**Reading text**
========
Defendants argue that Plaintiff "has failed to establish an Eighth Amendment violation with regard to medical care." Doc. 93, p. 24. In support of their argument they have submitted relevant copies of Brown's institutional records including photographs taken of Plaintiff after he was attacked by Inmate Wallace. See Doc. 93-3.
According to the institutional records and photographs provided by Defendants, Wallace also suffered minor injuries.
The Eighth Amendment "requires prison officials to provide basic medical treatment to those whom it has incarcerated." Rouse v. Plantier, 182 F.3d 192, 197 (3d Cir. 1999) (citing Estelle v. Gamble, 429 U.S. 97 (1976)). In order to establish an Eighth Amendment medical claim, an inmate must allege acts or omissions by prison officials sufficiently harmful to evidence deliberate indifference to a serious medical need. See Spruill v. Gillis, 372 F.3d 218, 235-36 (3d Cir. 2004); Natale v. Camden Cty. Correctional Facility, 318 F.3d 575, 582 (3d Cir. 2003). In the context of medical care, the relevant inquiry is whether the defendant was: (1) deliberately indifferent (the subjective component) to (2) the plaintiff's serious medical needs (the objective component). Monmouth Cty. Corr. Inst. Inmates v. Lanzaro, 834 F.2d 326, 346 (3d Cir. 1987); West v. Keve, 571 F.2d 158, 161 (3d Cir. 1979).
A serious medical need is "one that has been diagnosed by a physician as requiring treatment or one that is so obvious that a lay person would easily recognize the necessity for a doctor's attention." Mines v. Levi, 2009 WL 839011 *7 (E.D. Pa. March 26, 2009)(quoting Colburn, 946 F.2d at 1023); Monmouth Cty. Corr. Inst. Inmates, 834 F.2d at 347. "[I]f unnecessary and wanton infliction of pain results as a consequence of denial or delay in the provision of adequate medical care, the medical need is of the serious nature contemplated by the Eighth Amendment." Young v. Kazmerski, 266 Fed. Appx. 191, 193 (3d Cir. 2008)(quoting Monmouth Cty. Corr. Inst. Inmates, 834 F.2d at 347).
With respect to the serious medical need requirement, it has been recognized by the Court of Appeals for the Third Circuit that cuts requiring no more than small bandages do not constitute serious medical needs covered by the Eighth Amendment. See Stankowski v. Farley, 251 Fed. Appx. 743, 748 (3d Cir. 2007). Based upon those factors, cut or cuts to the inside of Plaintiff's mouth and a bruise from hitting the floor did not constitute an obvious serious medical need as required under Estelle and Monmouth Co.
The injuries allegedly suffered by Plaintiff due to being placed in ambulatory restraints were not of such magnitude as to satisfy the serious medical need requirement. See Wesson v. Igelsby, 910 F. 2d 278, 284 (5th Cir. 1990)(swollen wrists not a serious medical need); Price v. Engert, 589 F. Supp.2d 240, 246 (W.D.N.Y. 2008)(wrist and hand injuries do not satisfy the serious medical need requirement).
========
**Exercise tasks**
a) In the opinion excerpt, which case is cited for the point that cuts needing no more than small bandages are not serious medical needs under the Eighth Amendment?
b) Condense the paragraph of the opinion excerpt that begins "The Eighth Amendment "requires prison officials" into a short bulleted list that keeps its main points.
c) Return everything in the opinion excerpt from "With respect to" down to "and Monmouth Co.", copied word for word.
The listing that comes next is drawn from a separate source, not from the opinion excerpt.

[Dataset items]
========
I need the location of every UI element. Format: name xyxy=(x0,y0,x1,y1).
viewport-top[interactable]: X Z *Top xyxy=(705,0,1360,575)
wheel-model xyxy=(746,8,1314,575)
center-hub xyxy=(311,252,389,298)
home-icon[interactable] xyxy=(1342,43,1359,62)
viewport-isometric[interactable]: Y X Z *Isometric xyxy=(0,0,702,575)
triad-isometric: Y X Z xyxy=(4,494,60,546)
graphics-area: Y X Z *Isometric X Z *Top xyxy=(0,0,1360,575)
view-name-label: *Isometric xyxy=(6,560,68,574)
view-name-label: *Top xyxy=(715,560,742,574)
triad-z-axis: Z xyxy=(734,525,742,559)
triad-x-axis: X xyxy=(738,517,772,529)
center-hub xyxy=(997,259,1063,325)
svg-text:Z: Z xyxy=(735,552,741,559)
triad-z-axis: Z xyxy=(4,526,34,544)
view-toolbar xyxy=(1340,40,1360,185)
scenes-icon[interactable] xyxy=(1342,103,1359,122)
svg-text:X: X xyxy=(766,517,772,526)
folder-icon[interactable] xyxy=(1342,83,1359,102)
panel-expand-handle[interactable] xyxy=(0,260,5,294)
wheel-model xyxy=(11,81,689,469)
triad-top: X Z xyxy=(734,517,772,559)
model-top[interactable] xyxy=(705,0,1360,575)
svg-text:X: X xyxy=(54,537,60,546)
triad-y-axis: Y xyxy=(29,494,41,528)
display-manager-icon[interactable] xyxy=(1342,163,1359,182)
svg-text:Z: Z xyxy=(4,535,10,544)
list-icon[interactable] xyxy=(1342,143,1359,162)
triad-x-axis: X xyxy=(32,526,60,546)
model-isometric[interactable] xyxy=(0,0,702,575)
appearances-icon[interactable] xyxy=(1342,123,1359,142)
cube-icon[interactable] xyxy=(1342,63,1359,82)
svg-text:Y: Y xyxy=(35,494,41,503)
========
**Responses in order**
a) Stankowski v. Farley, 251 Fed. Appx. 743, 748 (3d Cir. 2007).

b)
- The Eighth Amendment requires prison officials to provide basic medical treatment to the people they incarcerate.
- To establish an Eighth Amendment medical claim, an inmate must allege acts or omissions by prison officials that are harmful enough to show deliberate indifference to a serious medical need.
- The inquiry has two parts:
  - Whether the defendant was deliberately indifferent (the subjective component).
  - Whether the plaintiff had serious medical needs (the objective component).

c)
With respect to the serious medical need requirement, it has been recognized by the Court of Appeals for the Third Circuit that cuts requiring no more than small bandages do not constitute serious medical needs covered by the Eighth Amendment. See Stankowski v. Farley, 251 Fed. Appx. 743, 748 (3d Cir. 2007). Based upon those factors, cut or cuts to the inside of Plaintiff's mouth and a bruise from hitting the floor did not constitute an obvious serious medical need as required under Estelle and Monmouth Co.